■ **Record excerpts**:
BEGIN

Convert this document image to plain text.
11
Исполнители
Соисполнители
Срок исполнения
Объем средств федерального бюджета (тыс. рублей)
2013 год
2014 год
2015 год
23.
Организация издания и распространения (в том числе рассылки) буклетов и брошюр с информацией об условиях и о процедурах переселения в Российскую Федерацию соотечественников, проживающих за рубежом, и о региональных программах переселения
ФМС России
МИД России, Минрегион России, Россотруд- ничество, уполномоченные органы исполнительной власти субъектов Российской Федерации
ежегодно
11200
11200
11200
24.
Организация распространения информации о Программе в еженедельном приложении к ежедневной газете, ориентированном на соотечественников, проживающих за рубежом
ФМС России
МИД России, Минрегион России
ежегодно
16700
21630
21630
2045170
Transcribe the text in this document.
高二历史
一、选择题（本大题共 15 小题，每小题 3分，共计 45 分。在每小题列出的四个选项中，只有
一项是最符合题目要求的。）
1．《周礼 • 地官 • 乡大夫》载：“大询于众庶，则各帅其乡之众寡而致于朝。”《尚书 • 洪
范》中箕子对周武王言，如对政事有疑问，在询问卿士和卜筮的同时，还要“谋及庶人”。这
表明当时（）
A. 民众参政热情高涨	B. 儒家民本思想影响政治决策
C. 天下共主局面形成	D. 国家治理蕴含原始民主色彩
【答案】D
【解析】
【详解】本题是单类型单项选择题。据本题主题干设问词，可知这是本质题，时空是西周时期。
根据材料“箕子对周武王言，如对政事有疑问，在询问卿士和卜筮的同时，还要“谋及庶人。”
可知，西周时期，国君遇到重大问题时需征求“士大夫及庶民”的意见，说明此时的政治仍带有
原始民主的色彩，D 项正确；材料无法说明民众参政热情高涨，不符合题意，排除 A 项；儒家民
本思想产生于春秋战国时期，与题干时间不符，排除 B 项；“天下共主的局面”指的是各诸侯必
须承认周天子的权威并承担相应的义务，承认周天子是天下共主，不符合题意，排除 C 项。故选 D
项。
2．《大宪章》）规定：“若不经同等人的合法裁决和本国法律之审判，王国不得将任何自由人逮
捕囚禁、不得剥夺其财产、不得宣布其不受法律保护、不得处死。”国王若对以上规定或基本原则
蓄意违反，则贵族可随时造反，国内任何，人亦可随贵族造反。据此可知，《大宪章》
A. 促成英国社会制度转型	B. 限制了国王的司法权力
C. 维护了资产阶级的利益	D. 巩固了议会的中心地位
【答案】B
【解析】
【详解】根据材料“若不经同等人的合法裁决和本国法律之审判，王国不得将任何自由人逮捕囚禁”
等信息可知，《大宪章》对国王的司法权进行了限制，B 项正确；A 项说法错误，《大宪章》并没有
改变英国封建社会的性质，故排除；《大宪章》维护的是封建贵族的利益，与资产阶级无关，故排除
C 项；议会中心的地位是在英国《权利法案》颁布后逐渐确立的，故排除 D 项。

END

■ **Requirement**: Each line that has the word "text" should be copied.

■ **Finished exercise**:
Convert this document image to plain text.
Transcribe the text in this document.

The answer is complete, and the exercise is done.